> Working data
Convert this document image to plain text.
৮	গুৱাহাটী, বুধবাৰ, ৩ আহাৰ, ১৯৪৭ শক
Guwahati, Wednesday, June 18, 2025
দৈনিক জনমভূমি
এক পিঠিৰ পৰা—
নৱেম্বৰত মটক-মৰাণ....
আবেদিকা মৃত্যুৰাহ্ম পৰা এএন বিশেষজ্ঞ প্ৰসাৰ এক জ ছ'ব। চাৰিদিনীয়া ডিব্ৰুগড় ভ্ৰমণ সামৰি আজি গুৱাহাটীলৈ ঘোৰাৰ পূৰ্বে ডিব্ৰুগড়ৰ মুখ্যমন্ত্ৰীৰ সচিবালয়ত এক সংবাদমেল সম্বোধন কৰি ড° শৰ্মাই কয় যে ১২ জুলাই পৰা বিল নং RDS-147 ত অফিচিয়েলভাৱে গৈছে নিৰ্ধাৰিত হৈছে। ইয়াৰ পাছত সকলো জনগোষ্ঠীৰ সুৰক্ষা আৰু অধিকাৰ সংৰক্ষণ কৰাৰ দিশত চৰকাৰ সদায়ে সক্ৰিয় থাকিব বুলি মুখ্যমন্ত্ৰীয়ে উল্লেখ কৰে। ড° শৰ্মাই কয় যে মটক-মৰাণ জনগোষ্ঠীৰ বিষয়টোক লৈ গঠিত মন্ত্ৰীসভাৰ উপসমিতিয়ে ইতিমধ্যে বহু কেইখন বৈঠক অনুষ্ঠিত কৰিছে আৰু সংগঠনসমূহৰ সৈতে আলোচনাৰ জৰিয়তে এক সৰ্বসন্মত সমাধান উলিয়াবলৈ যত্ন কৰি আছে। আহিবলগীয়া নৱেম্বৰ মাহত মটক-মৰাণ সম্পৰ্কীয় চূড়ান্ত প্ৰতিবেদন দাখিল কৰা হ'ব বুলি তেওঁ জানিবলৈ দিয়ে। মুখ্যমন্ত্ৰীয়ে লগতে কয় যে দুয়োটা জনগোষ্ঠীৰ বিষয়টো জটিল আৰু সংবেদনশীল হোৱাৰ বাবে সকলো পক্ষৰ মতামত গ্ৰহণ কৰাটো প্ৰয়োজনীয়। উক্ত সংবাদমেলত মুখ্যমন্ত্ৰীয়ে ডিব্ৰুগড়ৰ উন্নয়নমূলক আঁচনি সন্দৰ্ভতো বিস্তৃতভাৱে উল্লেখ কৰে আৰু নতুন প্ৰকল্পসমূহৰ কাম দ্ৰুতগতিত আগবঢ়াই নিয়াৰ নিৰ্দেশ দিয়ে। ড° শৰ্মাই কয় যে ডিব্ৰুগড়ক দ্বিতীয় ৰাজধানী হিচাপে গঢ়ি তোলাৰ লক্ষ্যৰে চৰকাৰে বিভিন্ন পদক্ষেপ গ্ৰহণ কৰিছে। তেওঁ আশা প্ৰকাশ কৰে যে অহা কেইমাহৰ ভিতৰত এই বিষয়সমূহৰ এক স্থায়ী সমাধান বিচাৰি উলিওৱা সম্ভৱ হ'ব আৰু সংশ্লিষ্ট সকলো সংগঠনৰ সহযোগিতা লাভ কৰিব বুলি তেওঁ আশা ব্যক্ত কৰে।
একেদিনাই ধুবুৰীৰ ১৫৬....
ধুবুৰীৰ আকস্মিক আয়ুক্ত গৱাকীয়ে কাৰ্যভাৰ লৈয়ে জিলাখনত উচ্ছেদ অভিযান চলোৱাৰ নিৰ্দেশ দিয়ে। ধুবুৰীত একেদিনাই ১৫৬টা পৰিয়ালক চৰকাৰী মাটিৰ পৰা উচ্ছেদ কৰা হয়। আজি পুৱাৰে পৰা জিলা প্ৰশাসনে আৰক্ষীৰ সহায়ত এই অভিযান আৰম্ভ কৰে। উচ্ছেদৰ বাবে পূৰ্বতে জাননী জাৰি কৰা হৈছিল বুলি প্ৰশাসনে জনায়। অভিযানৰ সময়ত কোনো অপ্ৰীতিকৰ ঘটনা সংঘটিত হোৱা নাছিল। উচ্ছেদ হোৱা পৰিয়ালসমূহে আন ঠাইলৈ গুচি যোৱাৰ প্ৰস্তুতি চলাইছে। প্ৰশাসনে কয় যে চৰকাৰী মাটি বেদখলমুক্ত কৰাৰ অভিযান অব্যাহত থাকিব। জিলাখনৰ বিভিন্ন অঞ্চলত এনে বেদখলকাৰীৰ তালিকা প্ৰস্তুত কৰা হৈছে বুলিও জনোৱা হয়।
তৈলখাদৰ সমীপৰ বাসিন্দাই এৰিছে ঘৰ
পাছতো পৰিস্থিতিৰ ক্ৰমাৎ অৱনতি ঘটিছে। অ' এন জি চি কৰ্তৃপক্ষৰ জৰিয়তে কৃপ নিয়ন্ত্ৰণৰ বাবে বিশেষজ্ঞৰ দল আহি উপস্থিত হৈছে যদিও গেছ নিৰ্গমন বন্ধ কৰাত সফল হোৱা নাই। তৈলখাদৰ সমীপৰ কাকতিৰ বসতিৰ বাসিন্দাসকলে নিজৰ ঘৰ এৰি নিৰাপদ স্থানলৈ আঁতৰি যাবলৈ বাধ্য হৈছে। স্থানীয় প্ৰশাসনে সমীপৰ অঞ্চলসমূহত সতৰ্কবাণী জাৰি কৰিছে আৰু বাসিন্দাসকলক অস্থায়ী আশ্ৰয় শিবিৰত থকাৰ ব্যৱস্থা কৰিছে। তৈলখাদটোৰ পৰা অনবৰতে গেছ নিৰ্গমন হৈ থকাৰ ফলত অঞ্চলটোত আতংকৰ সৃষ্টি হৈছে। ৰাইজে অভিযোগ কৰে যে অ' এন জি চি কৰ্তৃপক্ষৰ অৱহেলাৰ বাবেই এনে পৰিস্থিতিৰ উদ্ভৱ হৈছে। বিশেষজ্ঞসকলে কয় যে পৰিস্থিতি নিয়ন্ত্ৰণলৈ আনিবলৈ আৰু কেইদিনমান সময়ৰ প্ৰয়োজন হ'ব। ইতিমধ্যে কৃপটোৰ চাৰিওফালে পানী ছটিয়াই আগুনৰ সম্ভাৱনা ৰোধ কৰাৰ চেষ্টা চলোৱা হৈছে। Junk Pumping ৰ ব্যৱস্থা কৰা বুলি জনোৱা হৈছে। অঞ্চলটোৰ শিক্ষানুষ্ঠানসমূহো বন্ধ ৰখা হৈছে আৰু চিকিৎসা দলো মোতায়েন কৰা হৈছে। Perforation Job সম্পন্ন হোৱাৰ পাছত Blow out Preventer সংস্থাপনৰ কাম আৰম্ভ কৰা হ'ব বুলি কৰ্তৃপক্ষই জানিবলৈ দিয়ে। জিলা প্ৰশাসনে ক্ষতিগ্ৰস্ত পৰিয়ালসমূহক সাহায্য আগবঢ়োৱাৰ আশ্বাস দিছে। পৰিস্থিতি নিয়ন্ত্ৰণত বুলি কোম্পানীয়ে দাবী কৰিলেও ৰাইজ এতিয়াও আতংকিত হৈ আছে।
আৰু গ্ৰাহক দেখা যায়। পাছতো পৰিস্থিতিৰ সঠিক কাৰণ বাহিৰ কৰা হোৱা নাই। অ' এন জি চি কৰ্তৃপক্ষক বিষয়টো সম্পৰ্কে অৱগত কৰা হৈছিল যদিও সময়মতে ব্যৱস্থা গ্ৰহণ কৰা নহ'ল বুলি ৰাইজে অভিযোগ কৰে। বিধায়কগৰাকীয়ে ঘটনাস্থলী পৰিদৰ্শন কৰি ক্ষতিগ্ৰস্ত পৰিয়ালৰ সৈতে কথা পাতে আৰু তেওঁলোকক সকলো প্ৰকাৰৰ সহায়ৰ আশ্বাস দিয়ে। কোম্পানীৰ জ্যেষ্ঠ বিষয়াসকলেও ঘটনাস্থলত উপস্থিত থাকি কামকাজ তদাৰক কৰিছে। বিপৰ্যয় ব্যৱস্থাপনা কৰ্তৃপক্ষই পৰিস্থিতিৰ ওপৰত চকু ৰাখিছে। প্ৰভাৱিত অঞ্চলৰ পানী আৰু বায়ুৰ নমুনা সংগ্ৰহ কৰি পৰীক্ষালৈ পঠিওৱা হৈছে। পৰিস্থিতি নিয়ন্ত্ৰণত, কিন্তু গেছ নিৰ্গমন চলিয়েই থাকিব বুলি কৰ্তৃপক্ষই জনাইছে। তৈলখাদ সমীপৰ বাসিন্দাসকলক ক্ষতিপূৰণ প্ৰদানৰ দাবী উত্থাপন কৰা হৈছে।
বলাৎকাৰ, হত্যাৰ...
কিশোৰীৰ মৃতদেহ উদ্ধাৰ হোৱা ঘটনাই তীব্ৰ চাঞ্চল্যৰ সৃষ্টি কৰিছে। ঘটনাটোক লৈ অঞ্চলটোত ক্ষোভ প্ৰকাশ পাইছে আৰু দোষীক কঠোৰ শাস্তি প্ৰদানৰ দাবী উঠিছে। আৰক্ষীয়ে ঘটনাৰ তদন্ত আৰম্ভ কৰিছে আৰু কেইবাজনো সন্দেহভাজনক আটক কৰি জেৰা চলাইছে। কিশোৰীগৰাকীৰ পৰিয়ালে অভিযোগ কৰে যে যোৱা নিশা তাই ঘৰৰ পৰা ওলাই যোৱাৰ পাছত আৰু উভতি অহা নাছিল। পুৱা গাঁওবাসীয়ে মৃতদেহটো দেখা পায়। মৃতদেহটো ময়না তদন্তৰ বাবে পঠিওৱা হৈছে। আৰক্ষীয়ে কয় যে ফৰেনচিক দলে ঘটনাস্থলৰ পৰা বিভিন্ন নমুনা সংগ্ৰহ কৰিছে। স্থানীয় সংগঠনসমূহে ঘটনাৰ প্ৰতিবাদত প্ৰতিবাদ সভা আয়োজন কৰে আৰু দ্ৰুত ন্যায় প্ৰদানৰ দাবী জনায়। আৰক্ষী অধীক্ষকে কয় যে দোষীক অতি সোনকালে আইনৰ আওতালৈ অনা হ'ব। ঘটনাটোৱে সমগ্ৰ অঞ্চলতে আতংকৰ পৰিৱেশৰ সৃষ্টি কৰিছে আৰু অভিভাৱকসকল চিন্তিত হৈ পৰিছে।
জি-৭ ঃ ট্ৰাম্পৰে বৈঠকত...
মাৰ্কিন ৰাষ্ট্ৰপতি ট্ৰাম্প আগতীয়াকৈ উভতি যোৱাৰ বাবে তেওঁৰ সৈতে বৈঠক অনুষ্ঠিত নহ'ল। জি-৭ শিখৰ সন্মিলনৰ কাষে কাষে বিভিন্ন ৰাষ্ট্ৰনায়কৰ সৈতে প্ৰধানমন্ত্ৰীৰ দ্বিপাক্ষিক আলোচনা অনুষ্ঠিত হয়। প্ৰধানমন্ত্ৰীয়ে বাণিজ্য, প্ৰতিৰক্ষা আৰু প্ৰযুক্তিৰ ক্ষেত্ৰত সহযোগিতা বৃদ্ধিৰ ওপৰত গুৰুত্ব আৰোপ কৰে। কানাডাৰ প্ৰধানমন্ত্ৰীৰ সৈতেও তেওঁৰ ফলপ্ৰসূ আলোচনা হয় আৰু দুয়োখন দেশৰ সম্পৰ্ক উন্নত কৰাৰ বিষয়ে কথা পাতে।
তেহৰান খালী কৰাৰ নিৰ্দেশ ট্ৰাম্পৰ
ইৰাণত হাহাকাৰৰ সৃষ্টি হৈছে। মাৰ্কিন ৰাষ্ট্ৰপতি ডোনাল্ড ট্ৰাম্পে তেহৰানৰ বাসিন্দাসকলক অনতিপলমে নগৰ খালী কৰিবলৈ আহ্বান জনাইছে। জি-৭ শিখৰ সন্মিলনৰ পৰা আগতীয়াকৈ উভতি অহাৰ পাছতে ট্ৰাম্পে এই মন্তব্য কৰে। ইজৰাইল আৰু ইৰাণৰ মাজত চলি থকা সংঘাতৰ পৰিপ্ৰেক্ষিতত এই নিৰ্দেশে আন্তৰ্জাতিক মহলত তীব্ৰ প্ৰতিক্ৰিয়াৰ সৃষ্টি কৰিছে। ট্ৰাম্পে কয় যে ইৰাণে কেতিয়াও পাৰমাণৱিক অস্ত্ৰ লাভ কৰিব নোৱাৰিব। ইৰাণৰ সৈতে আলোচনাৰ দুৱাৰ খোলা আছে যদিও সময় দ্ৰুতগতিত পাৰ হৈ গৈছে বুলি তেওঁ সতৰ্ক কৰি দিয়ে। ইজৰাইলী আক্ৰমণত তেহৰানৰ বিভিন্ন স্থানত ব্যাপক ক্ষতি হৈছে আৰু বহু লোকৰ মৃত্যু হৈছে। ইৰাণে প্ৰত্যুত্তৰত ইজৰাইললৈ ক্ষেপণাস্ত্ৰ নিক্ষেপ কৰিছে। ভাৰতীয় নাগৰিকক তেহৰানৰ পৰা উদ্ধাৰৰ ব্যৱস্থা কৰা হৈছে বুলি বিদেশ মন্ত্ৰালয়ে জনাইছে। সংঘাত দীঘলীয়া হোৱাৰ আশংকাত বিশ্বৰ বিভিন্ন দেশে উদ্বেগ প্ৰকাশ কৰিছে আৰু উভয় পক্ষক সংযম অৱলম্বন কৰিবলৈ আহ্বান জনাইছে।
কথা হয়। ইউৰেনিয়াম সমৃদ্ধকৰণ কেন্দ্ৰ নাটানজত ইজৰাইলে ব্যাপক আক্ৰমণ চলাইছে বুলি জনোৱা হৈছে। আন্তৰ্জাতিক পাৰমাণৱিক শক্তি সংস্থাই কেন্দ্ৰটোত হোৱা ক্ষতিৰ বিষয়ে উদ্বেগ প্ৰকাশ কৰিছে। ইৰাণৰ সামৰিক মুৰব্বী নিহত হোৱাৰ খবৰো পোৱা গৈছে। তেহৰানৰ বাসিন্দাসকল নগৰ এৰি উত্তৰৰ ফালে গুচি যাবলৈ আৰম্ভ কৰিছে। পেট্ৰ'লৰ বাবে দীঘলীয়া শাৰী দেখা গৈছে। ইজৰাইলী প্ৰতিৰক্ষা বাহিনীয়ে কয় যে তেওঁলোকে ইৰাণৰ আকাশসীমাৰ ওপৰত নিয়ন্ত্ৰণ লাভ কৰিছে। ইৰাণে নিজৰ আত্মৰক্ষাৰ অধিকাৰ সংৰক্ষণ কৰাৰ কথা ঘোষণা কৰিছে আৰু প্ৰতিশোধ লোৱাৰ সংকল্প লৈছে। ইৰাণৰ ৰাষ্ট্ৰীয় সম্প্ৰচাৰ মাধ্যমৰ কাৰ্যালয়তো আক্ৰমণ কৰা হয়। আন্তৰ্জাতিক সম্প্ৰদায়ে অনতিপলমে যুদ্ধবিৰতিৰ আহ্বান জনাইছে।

> What you need to do
Return every line from the records above that holds the word "ওপৰত".

> Exercise output
আৰু গ্ৰাহক দেখা যায়। পাছতো পৰিস্থিতিৰ সঠিক কাৰণ বাহিৰ কৰা হোৱা নাই। অ' এন জি চি কৰ্তৃপক্ষক বিষয়টো সম্পৰ্কে অৱগত কৰা হৈছিল যদিও সময়মতে ব্যৱস্থা গ্ৰহণ কৰা নহ'ল বুলি ৰাইজে অভিযোগ কৰে। বিধায়কগৰাকীয়ে ঘটনাস্থলী পৰিদৰ্শন কৰি ক্ষতিগ্ৰস্ত পৰিয়ালৰ সৈতে কথা পাতে আৰু তেওঁলোকক সকলো প্ৰকাৰৰ সহায়ৰ আশ্বাস দিয়ে। কোম্পানীৰ জ্যেষ্ঠ বিষয়াসকলেও ঘটনাস্থলত উপস্থিত থাকি কামকাজ তদাৰক কৰিছে। বিপৰ্যয় ব্যৱস্থাপনা কৰ্তৃপক্ষই পৰিস্থিতিৰ ওপৰত চকু ৰাখিছে। প্ৰভাৱিত অঞ্চলৰ পানী আৰু বায়ুৰ নমুনা সংগ্ৰহ কৰি পৰীক্ষালৈ পঠিওৱা হৈছে। পৰিস্থিতি নিয়ন্ত্ৰণত, কিন্তু গেছ নিৰ্গমন চলিয়েই থাকিব বুলি কৰ্তৃপক্ষই জনাইছে। তৈলখাদ সমীপৰ বাসিন্দাসকলক ক্ষতিপূৰণ প্ৰদানৰ দাবী উত্থাপন কৰা হৈছে।
মাৰ্কিন ৰাষ্ট্ৰপতি ট্ৰাম্প আগতীয়াকৈ উভতি যোৱাৰ বাবে তেওঁৰ সৈতে বৈঠক অনুষ্ঠিত নহ'ল। জি-৭ শিখৰ সন্মিলনৰ কাষে কাষে বিভিন্ন ৰাষ্ট্ৰনায়কৰ সৈতে প্ৰধানমন্ত্ৰীৰ দ্বিপাক্ষিক আলোচনা অনুষ্ঠিত হয়। প্ৰধানমন্ত্ৰীয়ে বাণিজ্য, প্ৰতিৰক্ষা আৰু প্ৰযুক্তিৰ ক্ষেত্ৰত সহযোগিতা বৃদ্ধিৰ ওপৰত গুৰুত্ব আৰোপ কৰে। কানাডাৰ প্ৰধানমন্ত্ৰীৰ সৈতেও তেওঁৰ ফলপ্ৰসূ আলোচনা হয় আৰু দুয়োখন দেশৰ সম্পৰ্ক উন্নত কৰাৰ বিষয়ে কথা পাতে।
কথা হয়। ইউৰেনিয়াম সমৃদ্ধকৰণ কেন্দ্ৰ নাটানজত ইজৰাইলে ব্যাপক আক্ৰমণ চলাইছে বুলি জনোৱা হৈছে। আন্তৰ্জাতিক পাৰমাণৱিক শক্তি সংস্থাই কেন্দ্ৰটোত হোৱা ক্ষতিৰ বিষয়ে উদ্বেগ প্ৰকাশ কৰিছে। ইৰাণৰ সামৰিক মুৰব্বী নিহত হোৱাৰ খবৰো পোৱা গৈছে। তেহৰানৰ বাসিন্দাসকল নগৰ এৰি উত্তৰৰ ফালে গুচি যাবলৈ আৰম্ভ কৰিছে। পেট্ৰ'লৰ বাবে দীঘলীয়া শাৰী দেখা গৈছে। ইজৰাইলী প্ৰতিৰক্ষা বাহিনীয়ে কয় যে তেওঁলোকে ইৰাণৰ আকাশসীমাৰ ওপৰত নিয়ন্ত্ৰণ লাভ কৰিছে। ইৰাণে নিজৰ আত্মৰক্ষাৰ অধিকাৰ সংৰক্ষণ কৰাৰ কথা ঘোষণা কৰিছে আৰু প্ৰতিশোধ লোৱাৰ সংকল্প লৈছে। ইৰাণৰ ৰাষ্ট্ৰীয় সম্প্ৰচাৰ মাধ্যমৰ কাৰ্যালয়তো আক্ৰমণ কৰা হয়। আন্তৰ্জাতিক সম্প্ৰদায়ে অনতিপলমে যুদ্ধবিৰতিৰ আহ্বান জনাইছে।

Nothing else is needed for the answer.